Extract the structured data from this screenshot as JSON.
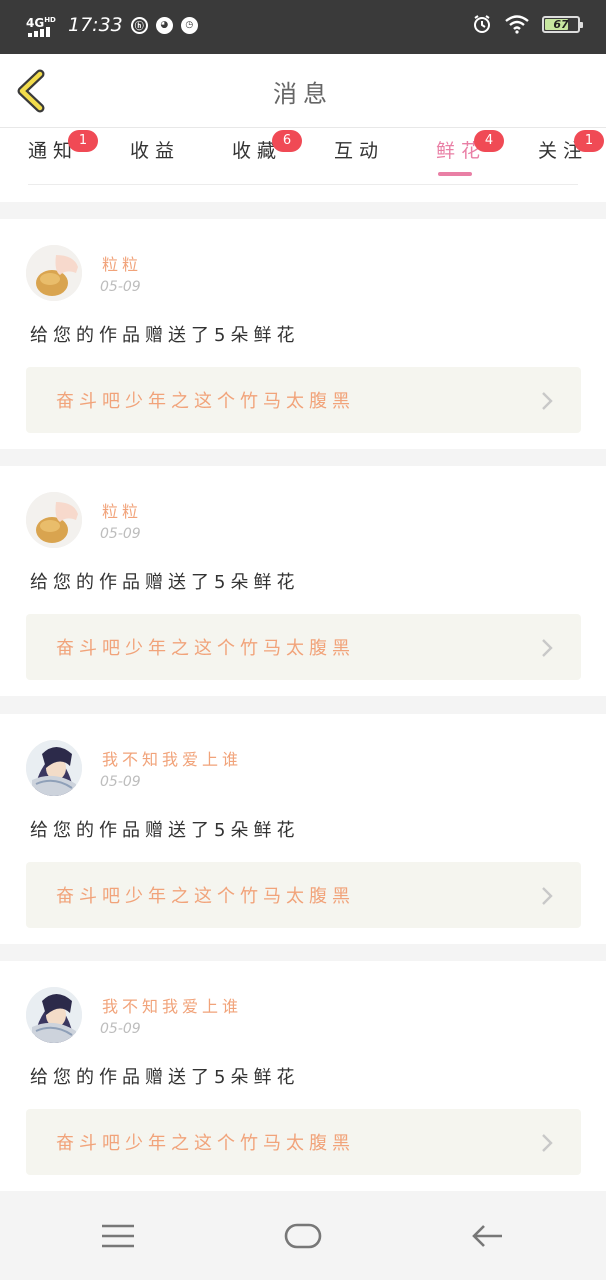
{
  "status_bar": {
    "network": "4G",
    "network_sup": "HD",
    "time": "17:33",
    "battery": "67",
    "battery_level": 0.67,
    "left_icons": [
      "hd-call-icon",
      "app-notification-icon",
      "alarm-icon"
    ],
    "right_icons": [
      "alarm-icon",
      "wifi-icon",
      "battery-icon"
    ]
  },
  "header": {
    "title": "消息",
    "back_icon": "chevron-left-icon"
  },
  "tabs": [
    {
      "label": "通知",
      "badge": "1",
      "active": false
    },
    {
      "label": "收益",
      "badge": "",
      "active": false
    },
    {
      "label": "收藏",
      "badge": "6",
      "active": false
    },
    {
      "label": "互动",
      "badge": "",
      "active": false
    },
    {
      "label": "鲜花",
      "badge": "4",
      "active": true
    },
    {
      "label": "关注",
      "badge": "1",
      "active": false
    }
  ],
  "messages": [
    {
      "user": "粒粒",
      "avatar": "bread-hand-avatar",
      "date": "05-09",
      "text": "给您的作品赠送了5朵鲜花",
      "work_title": "奋斗吧少年之这个竹马太腹黑"
    },
    {
      "user": "粒粒",
      "avatar": "bread-hand-avatar",
      "date": "05-09",
      "text": "给您的作品赠送了5朵鲜花",
      "work_title": "奋斗吧少年之这个竹马太腹黑"
    },
    {
      "user": "我不知我爱上谁",
      "avatar": "anime-character-avatar",
      "date": "05-09",
      "text": "给您的作品赠送了5朵鲜花",
      "work_title": "奋斗吧少年之这个竹马太腹黑"
    },
    {
      "user": "我不知我爱上谁",
      "avatar": "anime-character-avatar",
      "date": "05-09",
      "text": "给您的作品赠送了5朵鲜花",
      "work_title": "奋斗吧少年之这个竹马太腹黑"
    }
  ],
  "nav_bar": {
    "icons": [
      "menu-icon",
      "home-icon",
      "back-arrow-icon"
    ]
  },
  "colors": {
    "accent_pink": "#e97fa5",
    "badge_red": "#f04a55",
    "username_orange": "#f1a37a",
    "back_icon_yellow": "#f2dc4c"
  }
}
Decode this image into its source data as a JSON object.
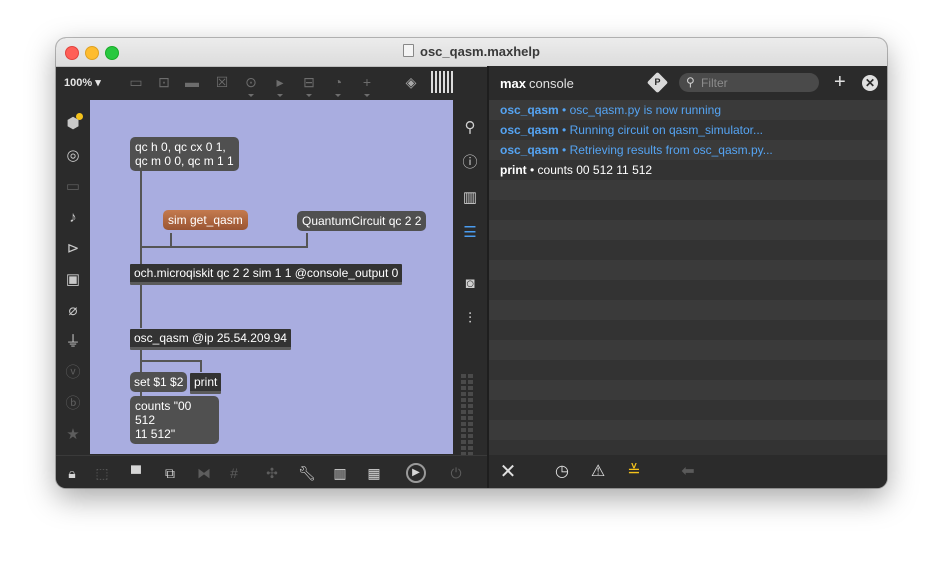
{
  "window": {
    "title": "osc_qasm.maxhelp",
    "buttons": [
      "close",
      "minimize",
      "zoom"
    ]
  },
  "patcher_toolbar": {
    "zoom": "100%",
    "icons": [
      "presentation-icon",
      "comment-icon",
      "message-icon",
      "button-icon",
      "toggle-icon",
      "number-icon",
      "slider-icon",
      "dial-icon",
      "plus-icon",
      "paint-bucket-icon",
      "grid-icon"
    ]
  },
  "left_sidebar": {
    "icons": [
      "packages-icon",
      "target-icon",
      "device-icon",
      "music-note-icon",
      "media-icon",
      "image-icon",
      "paperclip-icon",
      "plug-icon",
      "v-icon",
      "b-icon",
      "star-icon"
    ]
  },
  "patch": {
    "qc_message": [
      "qc h 0, qc cx 0 1,",
      "qc m 0 0, qc m 1 1"
    ],
    "sim_message": "sim get_qasm",
    "quantum_circuit_message": "QuantumCircuit qc 2 2",
    "microqiskit_object": "och.microqiskit qc 2 2 sim 1 1 @console_output 0",
    "osc_qasm_object": "osc_qasm @ip 25.54.209.94",
    "set_message": "set $1 $2",
    "print_object": "print",
    "counts_message": [
      "counts \"00 512",
      "11 512\""
    ]
  },
  "right_sidebar": {
    "icons": [
      "search-icon",
      "info-icon",
      "reference-icon",
      "list-icon",
      "snapshot-icon",
      "mixer-icon"
    ]
  },
  "patcher_bottom": {
    "icons": [
      "lock-icon",
      "edit-icon",
      "presentation-icon",
      "new-view-icon",
      "layout-icon",
      "snap-grid-icon",
      "debug-icon",
      "wrench-icon",
      "piano-icon",
      "keyboard-icon",
      "audio-icon",
      "power-icon"
    ]
  },
  "console": {
    "title_bold": "max",
    "title_rest": "console",
    "filter_placeholder": "Filter",
    "lines": [
      {
        "src": "osc_qasm",
        "sep": " • ",
        "msg": "osc_qasm.py is now running",
        "color": "blue"
      },
      {
        "src": "osc_qasm",
        "sep": " • ",
        "msg": "Running circuit on qasm_simulator...",
        "color": "blue"
      },
      {
        "src": "osc_qasm",
        "sep": " • ",
        "msg": "Retrieving results from osc_qasm.py...",
        "color": "blue"
      },
      {
        "src": "print",
        "sep": " • ",
        "msg": "counts 00 512 11 512",
        "color": "white"
      }
    ],
    "bottom_icons": [
      "clear-icon",
      "clock-icon",
      "warning-icon",
      "stack-icon",
      "back-arrow-icon"
    ]
  }
}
□ □ □
▶ REQUEST
Leaving the pictures aside, transcribe the entire listing exactly.

▶ TASK SOLUTION
Extract the structured data from this screenshot as JSON.
{
  "status_bar": {
    "network": "4G",
    "network_sup": "HD",
    "time": "17:33",
    "battery": "67",
    "battery_level": 0.67,
    "left_icons": [
      "hd-call-icon",
      "app-notification-icon",
      "alarm-icon"
    ],
    "right_icons": [
      "alarm-icon",
      "wifi-icon",
      "battery-icon"
    ]
  },
  "header": {
    "title": "消息",
    "back_icon": "chevron-left-icon"
  },
  "tabs": [
    {
      "label": "通知",
      "badge": "1",
      "active": false
    },
    {
      "label": "收益",
      "badge": "",
      "active": false
    },
    {
      "label": "收藏",
      "badge": "6",
      "active": false
    },
    {
      "label": "互动",
      "badge": "",
      "active": false
    },
    {
      "label": "鲜花",
      "badge": "4",
      "active": true
    },
    {
      "label": "关注",
      "badge": "1",
      "active": false
    }
  ],
  "messages": [
    {
      "user": "粒粒",
      "avatar": "bread-hand-avatar",
      "date": "05-09",
      "text": "给您的作品赠送了5朵鲜花",
      "work_title": "奋斗吧少年之这个竹马太腹黑"
    },
    {
      "user": "粒粒",
      "avatar": "bread-hand-avatar",
      "date": "05-09",
      "text": "给您的作品赠送了5朵鲜花",
      "work_title": "奋斗吧少年之这个竹马太腹黑"
    },
    {
      "user": "我不知我爱上谁",
      "avatar": "anime-character-avatar",
      "date": "05-09",
      "text": "给您的作品赠送了5朵鲜花",
      "work_title": "奋斗吧少年之这个竹马太腹黑"
    },
    {
      "user": "我不知我爱上谁",
      "avatar": "anime-character-avatar",
      "date": "05-09",
      "text": "给您的作品赠送了5朵鲜花",
      "work_title": "奋斗吧少年之这个竹马太腹黑"
    }
  ],
  "nav_bar": {
    "icons": [
      "menu-icon",
      "home-icon",
      "back-arrow-icon"
    ]
  },
  "colors": {
    "accent_pink": "#e97fa5",
    "badge_red": "#f04a55",
    "username_orange": "#f1a37a",
    "back_icon_yellow": "#f2dc4c"
  }
}
Decode this image into its source data as a JSON object.
{
  "window": {
    "title": "osc_qasm.maxhelp",
    "buttons": [
      "close",
      "minimize",
      "zoom"
    ]
  },
  "patcher_toolbar": {
    "zoom": "100%",
    "icons": [
      "presentation-icon",
      "comment-icon",
      "message-icon",
      "button-icon",
      "toggle-icon",
      "number-icon",
      "slider-icon",
      "dial-icon",
      "plus-icon",
      "paint-bucket-icon",
      "grid-icon"
    ]
  },
  "left_sidebar": {
    "icons": [
      "packages-icon",
      "target-icon",
      "device-icon",
      "music-note-icon",
      "media-icon",
      "image-icon",
      "paperclip-icon",
      "plug-icon",
      "v-icon",
      "b-icon",
      "star-icon"
    ]
  },
  "patch": {
    "qc_message": [
      "qc h 0, qc cx 0 1,",
      "qc m 0 0, qc m 1 1"
    ],
    "sim_message": "sim get_qasm",
    "quantum_circuit_message": "QuantumCircuit qc 2 2",
    "microqiskit_object": "och.microqiskit qc 2 2 sim 1 1 @console_output 0",
    "osc_qasm_object": "osc_qasm @ip 25.54.209.94",
    "set_message": "set $1 $2",
    "print_object": "print",
    "counts_message": [
      "counts \"00 512",
      "11 512\""
    ]
  },
  "right_sidebar": {
    "icons": [
      "search-icon",
      "info-icon",
      "reference-icon",
      "list-icon",
      "snapshot-icon",
      "mixer-icon"
    ]
  },
  "patcher_bottom": {
    "icons": [
      "lock-icon",
      "edit-icon",
      "presentation-icon",
      "new-view-icon",
      "layout-icon",
      "snap-grid-icon",
      "debug-icon",
      "wrench-icon",
      "piano-icon",
      "keyboard-icon",
      "audio-icon",
      "power-icon"
    ]
  },
  "console": {
    "title_bold": "max",
    "title_rest": "console",
    "filter_placeholder": "Filter",
    "lines": [
      {
        "src": "osc_qasm",
        "sep": " • ",
        "msg": "osc_qasm.py is now running",
        "color": "blue"
      },
      {
        "src": "osc_qasm",
        "sep": " • ",
        "msg": "Running circuit on qasm_simulator...",
        "color": "blue"
      },
      {
        "src": "osc_qasm",
        "sep": " • ",
        "msg": "Retrieving results from osc_qasm.py...",
        "color": "blue"
      },
      {
        "src": "print",
        "sep": " • ",
        "msg": "counts 00 512 11 512",
        "color": "white"
      }
    ],
    "bottom_icons": [
      "clear-icon",
      "clock-icon",
      "warning-icon",
      "stack-icon",
      "back-arrow-icon"
    ]
  }
}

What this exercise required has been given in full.